Extracted data >>
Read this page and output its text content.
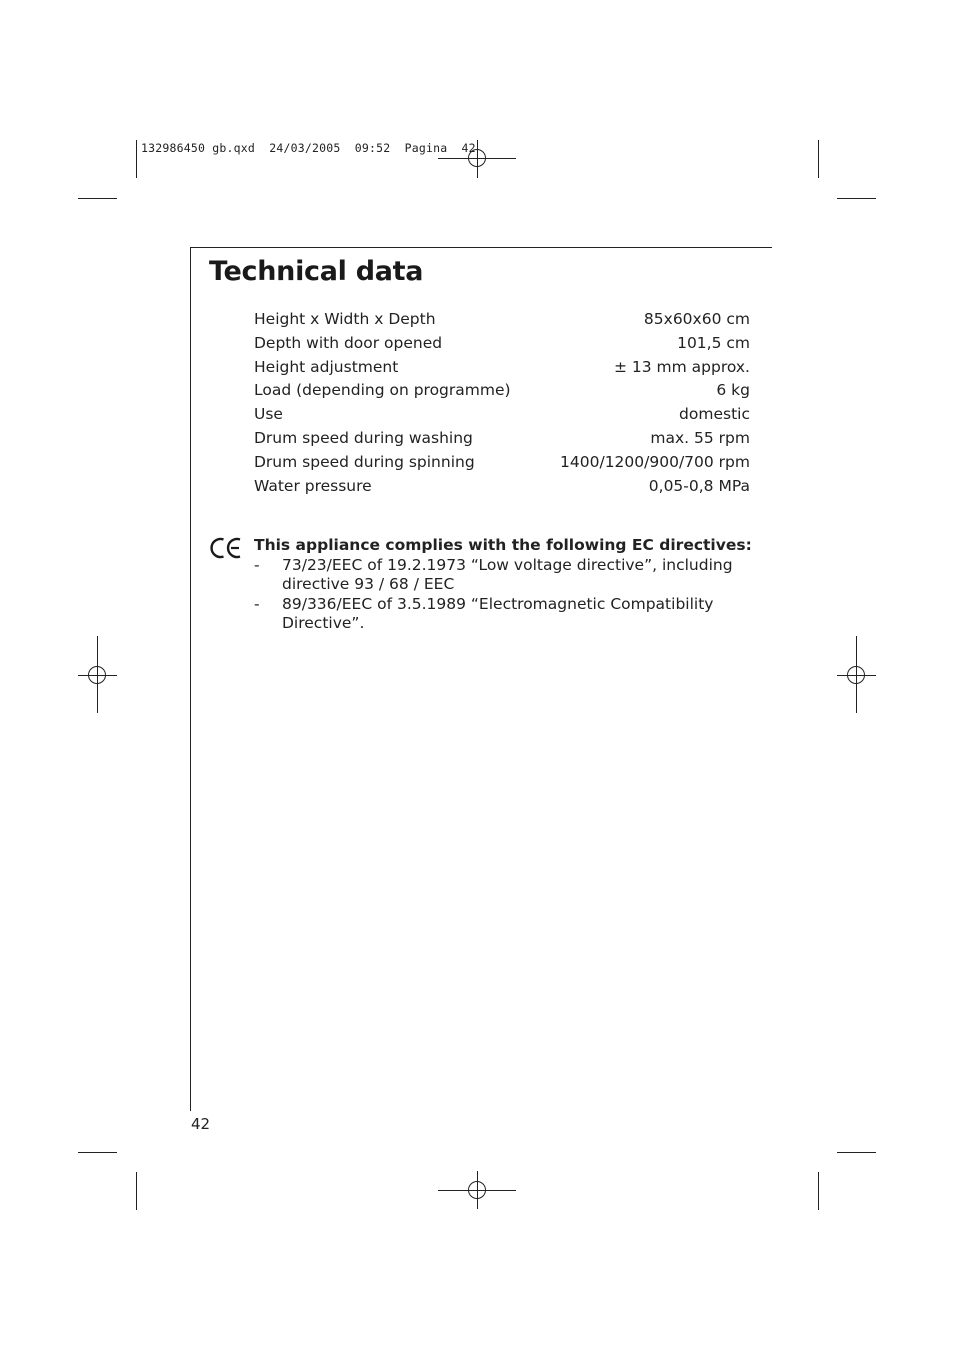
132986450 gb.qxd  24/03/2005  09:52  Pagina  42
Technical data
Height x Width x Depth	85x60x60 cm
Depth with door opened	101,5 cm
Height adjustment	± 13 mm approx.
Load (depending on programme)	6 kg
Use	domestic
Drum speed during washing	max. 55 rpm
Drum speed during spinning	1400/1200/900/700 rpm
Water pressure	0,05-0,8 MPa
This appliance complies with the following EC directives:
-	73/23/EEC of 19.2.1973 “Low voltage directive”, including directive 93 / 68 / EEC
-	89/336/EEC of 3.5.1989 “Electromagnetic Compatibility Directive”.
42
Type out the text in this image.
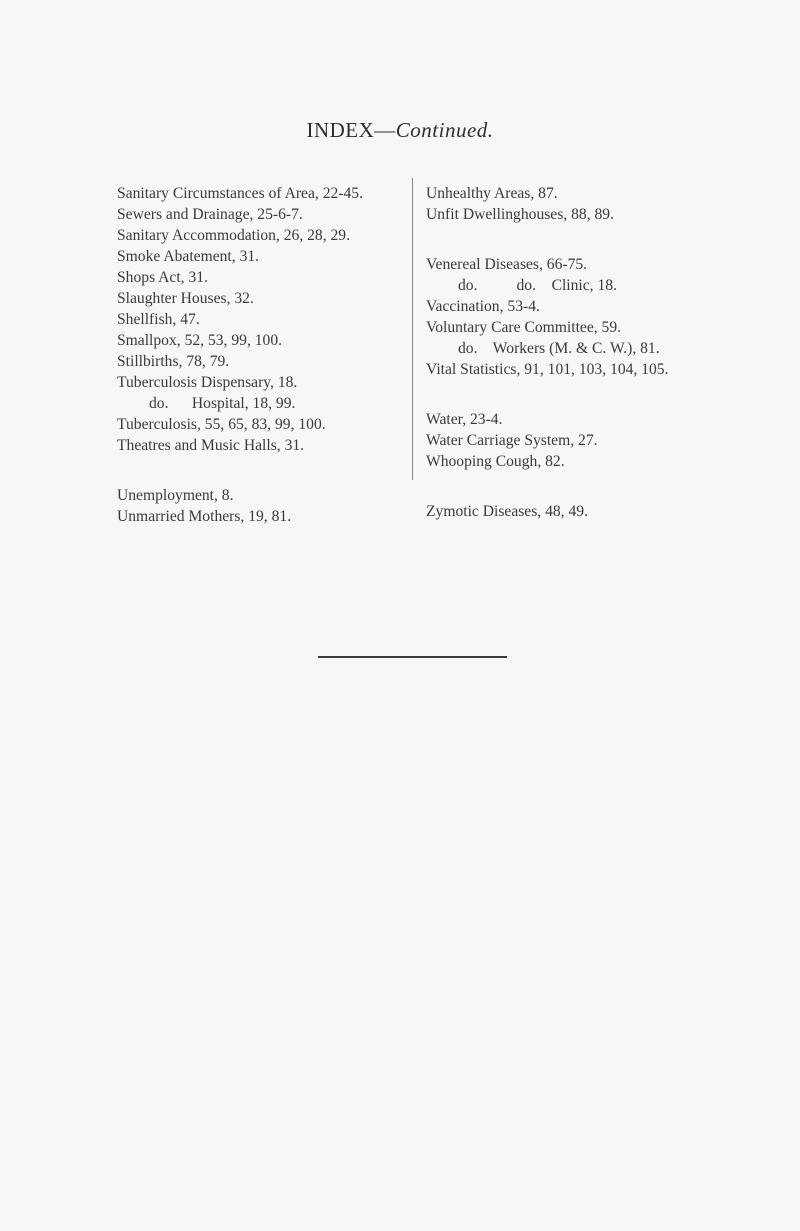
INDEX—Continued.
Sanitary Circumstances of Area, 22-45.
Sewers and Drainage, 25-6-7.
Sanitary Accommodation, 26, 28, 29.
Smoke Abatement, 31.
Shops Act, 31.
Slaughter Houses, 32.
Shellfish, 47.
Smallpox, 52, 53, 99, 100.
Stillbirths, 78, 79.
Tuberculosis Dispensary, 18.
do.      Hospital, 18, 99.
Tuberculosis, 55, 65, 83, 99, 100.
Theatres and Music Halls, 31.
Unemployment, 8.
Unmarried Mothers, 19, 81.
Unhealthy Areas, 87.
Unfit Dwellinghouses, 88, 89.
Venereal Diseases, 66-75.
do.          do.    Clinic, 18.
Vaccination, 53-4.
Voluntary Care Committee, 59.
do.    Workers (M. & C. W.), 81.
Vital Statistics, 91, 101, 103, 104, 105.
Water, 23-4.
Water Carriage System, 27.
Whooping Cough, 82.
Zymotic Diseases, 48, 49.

What to work on >>
Copy out all of the data word for word. Do not carry over any picture.

Written solution >>
Read this page and output its text content.
132986450 gb.qxd  24/03/2005  09:52  Pagina  42
Technical data
Height x Width x Depth	85x60x60 cm
Depth with door opened	101,5 cm
Height adjustment	± 13 mm approx.
Load (depending on programme)	6 kg
Use	domestic
Drum speed during washing	max. 55 rpm
Drum speed during spinning	1400/1200/900/700 rpm
Water pressure	0,05-0,8 MPa
This appliance complies with the following EC directives:
-	73/23/EEC of 19.2.1973 “Low voltage directive”, including directive 93 / 68 / EEC
-	89/336/EEC of 3.5.1989 “Electromagnetic Compatibility Directive”.
42
Type out the text in this image.
INDEX—Continued.
Sanitary Circumstances of Area, 22-45.
Sewers and Drainage, 25-6-7.
Sanitary Accommodation, 26, 28, 29.
Smoke Abatement, 31.
Shops Act, 31.
Slaughter Houses, 32.
Shellfish, 47.
Smallpox, 52, 53, 99, 100.
Stillbirths, 78, 79.
Tuberculosis Dispensary, 18.
do.      Hospital, 18, 99.
Tuberculosis, 55, 65, 83, 99, 100.
Theatres and Music Halls, 31.
Unemployment, 8.
Unmarried Mothers, 19, 81.
Unhealthy Areas, 87.
Unfit Dwellinghouses, 88, 89.
Venereal Diseases, 66-75.
do.          do.    Clinic, 18.
Vaccination, 53-4.
Voluntary Care Committee, 59.
do.    Workers (M. & C. W.), 81.
Vital Statistics, 91, 101, 103, 104, 105.
Water, 23-4.
Water Carriage System, 27.
Whooping Cough, 82.
Zymotic Diseases, 48, 49.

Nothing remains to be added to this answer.